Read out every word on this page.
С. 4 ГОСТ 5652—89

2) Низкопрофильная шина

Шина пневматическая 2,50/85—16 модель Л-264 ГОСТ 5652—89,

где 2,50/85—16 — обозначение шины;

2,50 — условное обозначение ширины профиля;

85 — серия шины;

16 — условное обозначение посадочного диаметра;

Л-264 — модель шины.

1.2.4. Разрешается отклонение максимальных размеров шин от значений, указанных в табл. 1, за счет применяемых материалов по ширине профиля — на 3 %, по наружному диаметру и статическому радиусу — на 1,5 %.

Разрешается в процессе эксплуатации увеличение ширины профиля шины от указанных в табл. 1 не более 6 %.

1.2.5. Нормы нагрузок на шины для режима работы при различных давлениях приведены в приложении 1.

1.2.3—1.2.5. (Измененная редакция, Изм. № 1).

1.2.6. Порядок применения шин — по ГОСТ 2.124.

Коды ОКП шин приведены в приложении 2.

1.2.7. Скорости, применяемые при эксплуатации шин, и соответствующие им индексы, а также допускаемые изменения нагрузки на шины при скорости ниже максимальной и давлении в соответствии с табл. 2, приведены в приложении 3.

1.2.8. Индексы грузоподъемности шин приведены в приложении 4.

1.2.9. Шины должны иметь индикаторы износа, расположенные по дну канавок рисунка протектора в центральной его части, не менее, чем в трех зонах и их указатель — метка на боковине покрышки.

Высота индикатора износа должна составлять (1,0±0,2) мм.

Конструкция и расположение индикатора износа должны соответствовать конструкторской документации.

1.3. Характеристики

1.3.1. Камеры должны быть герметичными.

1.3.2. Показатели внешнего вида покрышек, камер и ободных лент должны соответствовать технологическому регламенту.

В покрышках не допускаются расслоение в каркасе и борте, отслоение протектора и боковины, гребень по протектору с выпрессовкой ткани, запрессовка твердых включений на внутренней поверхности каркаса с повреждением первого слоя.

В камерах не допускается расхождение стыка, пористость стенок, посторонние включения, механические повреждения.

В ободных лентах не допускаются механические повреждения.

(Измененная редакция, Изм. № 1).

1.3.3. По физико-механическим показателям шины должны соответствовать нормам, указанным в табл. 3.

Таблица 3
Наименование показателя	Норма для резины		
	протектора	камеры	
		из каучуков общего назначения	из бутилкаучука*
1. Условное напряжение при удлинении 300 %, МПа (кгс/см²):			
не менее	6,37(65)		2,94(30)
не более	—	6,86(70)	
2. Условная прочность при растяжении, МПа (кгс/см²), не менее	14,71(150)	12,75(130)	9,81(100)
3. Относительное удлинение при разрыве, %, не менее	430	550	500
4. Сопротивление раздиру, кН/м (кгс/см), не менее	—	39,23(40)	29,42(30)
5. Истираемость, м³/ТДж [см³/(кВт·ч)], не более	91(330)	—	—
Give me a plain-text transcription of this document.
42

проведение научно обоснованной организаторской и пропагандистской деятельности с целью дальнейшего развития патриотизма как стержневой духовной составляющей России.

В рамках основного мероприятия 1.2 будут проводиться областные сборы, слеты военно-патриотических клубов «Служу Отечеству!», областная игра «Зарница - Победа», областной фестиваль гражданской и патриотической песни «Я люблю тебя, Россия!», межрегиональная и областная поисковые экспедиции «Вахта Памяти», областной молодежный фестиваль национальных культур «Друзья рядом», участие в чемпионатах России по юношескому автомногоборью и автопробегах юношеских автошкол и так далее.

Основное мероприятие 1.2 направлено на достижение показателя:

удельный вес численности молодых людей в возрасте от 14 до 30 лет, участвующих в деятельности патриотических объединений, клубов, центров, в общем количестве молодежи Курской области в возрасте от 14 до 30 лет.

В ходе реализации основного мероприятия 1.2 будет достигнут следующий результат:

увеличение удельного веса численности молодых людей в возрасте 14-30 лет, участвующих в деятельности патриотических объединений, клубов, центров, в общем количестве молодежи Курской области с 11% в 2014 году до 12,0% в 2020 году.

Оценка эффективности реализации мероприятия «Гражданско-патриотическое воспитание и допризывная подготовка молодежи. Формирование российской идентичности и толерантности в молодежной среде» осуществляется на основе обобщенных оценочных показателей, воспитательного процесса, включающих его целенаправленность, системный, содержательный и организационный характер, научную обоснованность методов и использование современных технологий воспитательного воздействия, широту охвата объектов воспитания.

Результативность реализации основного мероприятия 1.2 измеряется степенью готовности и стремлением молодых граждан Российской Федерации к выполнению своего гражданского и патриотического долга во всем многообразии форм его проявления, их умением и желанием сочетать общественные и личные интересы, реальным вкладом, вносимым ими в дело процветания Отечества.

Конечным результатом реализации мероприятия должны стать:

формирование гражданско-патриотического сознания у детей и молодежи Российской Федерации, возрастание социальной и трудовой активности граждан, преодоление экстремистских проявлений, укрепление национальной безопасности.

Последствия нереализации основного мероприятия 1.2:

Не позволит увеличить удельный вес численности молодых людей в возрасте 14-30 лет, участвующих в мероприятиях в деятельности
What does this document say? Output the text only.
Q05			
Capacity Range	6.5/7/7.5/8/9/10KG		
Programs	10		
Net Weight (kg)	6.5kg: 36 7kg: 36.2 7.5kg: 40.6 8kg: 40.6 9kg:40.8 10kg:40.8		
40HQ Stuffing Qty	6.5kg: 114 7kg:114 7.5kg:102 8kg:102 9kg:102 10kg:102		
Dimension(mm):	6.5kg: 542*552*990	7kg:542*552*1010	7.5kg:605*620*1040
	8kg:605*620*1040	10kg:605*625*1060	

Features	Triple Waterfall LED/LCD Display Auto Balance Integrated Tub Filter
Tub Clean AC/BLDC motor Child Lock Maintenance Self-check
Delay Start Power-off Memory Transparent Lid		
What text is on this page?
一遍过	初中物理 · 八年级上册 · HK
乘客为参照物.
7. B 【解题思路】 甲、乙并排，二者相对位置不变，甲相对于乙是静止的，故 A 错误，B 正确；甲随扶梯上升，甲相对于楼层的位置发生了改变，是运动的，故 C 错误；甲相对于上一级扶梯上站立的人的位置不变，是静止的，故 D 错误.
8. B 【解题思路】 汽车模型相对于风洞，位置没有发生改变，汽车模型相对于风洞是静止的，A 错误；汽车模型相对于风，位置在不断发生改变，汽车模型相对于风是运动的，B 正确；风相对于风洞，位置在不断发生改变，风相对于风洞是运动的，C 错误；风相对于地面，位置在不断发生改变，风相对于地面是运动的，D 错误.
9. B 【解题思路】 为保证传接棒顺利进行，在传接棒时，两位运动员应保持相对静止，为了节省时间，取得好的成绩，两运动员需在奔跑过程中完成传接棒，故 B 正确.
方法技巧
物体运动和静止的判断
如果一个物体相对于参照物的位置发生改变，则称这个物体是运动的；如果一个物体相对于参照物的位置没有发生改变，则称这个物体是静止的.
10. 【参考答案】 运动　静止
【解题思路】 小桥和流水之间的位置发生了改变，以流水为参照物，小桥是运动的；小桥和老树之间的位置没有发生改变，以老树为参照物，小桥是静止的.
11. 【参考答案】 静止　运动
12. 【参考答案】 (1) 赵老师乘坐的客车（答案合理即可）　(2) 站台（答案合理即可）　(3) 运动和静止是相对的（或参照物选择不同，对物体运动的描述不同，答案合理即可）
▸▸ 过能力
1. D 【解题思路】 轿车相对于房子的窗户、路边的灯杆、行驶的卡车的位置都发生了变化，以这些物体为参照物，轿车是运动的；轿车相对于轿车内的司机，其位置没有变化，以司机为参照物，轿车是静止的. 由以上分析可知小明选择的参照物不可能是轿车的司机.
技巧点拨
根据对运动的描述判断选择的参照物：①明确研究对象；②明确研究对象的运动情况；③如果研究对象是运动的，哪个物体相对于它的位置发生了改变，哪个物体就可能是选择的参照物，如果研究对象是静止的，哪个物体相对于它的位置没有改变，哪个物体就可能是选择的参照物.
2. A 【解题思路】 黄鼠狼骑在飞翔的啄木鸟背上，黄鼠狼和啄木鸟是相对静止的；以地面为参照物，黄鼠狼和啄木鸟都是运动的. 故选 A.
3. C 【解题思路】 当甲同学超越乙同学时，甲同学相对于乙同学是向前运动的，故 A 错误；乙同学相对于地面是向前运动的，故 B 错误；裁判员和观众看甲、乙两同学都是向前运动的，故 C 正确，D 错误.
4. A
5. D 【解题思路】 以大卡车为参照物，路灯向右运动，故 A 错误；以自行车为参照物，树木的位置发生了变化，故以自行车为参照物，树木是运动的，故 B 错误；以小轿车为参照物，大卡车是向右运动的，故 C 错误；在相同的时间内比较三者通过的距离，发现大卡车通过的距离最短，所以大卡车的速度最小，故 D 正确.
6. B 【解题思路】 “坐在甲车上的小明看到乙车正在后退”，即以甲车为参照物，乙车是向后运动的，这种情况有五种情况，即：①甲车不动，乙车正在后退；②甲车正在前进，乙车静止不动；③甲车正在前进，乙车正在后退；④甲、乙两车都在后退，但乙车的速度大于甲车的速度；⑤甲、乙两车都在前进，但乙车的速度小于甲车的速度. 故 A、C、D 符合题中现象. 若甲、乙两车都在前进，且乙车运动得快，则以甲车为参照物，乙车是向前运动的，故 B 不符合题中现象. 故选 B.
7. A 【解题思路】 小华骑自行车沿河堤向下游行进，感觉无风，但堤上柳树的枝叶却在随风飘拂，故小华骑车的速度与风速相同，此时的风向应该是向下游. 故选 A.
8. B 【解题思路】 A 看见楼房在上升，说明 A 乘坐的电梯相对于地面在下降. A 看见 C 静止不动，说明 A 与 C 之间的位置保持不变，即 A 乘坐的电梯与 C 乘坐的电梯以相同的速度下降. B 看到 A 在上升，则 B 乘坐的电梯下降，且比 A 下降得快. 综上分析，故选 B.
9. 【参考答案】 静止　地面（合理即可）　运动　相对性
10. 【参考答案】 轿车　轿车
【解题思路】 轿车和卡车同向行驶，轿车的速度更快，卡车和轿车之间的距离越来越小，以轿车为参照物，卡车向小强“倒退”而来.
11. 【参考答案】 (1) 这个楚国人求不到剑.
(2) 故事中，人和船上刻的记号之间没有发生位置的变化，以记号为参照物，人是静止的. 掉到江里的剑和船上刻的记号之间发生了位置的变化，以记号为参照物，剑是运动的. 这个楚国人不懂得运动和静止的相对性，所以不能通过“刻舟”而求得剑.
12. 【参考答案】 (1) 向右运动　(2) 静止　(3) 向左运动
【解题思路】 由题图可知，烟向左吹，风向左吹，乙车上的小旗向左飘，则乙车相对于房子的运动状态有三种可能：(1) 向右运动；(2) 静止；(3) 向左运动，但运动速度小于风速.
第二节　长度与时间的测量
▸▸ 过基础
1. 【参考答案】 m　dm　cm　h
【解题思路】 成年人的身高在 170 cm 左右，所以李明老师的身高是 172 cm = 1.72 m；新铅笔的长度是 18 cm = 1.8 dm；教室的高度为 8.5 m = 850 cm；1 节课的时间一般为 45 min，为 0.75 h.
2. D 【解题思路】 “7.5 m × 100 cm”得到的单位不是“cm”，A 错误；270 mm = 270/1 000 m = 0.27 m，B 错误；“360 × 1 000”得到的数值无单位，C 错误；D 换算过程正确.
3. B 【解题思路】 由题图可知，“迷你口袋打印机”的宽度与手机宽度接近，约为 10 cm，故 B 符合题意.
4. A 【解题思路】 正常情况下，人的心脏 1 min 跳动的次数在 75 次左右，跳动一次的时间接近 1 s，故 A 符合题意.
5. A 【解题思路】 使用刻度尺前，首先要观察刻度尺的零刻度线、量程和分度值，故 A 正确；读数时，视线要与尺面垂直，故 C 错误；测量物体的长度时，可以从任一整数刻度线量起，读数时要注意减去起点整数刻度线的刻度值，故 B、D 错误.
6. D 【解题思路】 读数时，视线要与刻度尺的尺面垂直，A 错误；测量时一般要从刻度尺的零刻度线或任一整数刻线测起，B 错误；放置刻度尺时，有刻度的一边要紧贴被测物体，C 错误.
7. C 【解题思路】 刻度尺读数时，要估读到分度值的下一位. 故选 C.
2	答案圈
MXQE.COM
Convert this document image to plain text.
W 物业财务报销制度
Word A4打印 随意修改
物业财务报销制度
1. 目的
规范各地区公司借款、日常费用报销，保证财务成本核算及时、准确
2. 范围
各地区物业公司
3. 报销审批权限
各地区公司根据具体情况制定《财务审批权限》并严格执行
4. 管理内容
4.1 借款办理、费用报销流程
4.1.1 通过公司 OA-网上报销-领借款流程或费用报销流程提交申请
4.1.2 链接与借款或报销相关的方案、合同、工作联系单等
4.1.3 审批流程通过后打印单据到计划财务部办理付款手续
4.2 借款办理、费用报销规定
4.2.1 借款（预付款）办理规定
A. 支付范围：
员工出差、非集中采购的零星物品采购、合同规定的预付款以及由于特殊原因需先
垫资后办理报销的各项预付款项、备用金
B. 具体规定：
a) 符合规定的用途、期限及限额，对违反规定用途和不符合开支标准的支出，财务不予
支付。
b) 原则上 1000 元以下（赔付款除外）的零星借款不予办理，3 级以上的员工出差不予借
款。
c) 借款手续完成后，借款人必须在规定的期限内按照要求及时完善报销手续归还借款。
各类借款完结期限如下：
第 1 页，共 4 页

§ §

Where a line in the entries holds the word "ГОСТ", copy that line.

С. 4 ГОСТ 5652—89
Шина пневматическая 2,50/85—16 модель Л-264 ГОСТ 5652—89,
1.2.6. Порядок применения шин — по ГОСТ 2.124.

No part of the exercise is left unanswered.